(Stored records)
↓
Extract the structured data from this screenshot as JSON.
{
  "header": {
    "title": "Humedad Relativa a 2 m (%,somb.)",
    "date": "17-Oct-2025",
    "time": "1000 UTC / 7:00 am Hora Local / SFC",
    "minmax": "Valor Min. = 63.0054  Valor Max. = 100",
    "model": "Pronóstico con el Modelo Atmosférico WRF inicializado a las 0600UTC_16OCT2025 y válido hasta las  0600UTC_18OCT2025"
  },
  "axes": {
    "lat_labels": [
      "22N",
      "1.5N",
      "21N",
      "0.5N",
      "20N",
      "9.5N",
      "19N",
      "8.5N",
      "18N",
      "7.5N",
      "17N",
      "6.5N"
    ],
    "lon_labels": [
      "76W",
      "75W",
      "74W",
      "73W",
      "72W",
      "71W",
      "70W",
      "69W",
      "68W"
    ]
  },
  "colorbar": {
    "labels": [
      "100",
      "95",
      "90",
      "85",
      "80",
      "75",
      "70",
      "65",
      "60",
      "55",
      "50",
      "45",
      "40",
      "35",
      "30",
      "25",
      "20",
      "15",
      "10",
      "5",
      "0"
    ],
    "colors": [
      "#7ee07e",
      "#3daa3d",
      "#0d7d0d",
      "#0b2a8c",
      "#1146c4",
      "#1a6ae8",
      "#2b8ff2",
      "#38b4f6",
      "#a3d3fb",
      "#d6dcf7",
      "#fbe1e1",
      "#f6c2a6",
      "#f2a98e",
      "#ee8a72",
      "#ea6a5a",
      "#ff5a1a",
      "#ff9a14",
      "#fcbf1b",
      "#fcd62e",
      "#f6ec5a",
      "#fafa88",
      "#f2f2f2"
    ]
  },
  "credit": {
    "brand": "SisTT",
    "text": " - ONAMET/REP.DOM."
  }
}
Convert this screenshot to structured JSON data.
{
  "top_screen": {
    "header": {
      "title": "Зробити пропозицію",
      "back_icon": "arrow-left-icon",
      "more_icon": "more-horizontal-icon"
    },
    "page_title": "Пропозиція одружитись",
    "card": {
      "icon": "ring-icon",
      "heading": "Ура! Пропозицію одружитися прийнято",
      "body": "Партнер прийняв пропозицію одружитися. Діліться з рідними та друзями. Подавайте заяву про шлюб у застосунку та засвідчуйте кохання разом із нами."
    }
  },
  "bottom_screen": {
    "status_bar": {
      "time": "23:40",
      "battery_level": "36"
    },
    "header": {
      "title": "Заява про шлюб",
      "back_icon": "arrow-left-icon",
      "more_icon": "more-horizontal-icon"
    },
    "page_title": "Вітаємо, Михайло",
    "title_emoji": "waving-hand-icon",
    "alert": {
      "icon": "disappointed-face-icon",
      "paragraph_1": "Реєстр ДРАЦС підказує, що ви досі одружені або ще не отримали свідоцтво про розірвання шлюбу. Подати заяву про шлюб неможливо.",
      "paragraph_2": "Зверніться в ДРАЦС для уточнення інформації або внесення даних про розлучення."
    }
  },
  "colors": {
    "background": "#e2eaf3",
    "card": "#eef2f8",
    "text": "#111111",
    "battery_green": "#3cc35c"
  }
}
↑
• [Exercise details]:
Look through the entries above; copy every line holding the string "шлюб".

• [Final result]:
      "body": "Партнер прийняв пропозицію одружитися. Діліться з рідними та друзями. Подавайте заяву про шлюб у застосунку та засвідчуйте кохання разом із нами."
      "title": "Заява про шлюб",
      "paragraph_1": "Реєстр ДРАЦС підказує, що ви досі одружені або ще не отримали свідоцтво про розірвання шлюбу. Подати заяву про шлюб неможливо.",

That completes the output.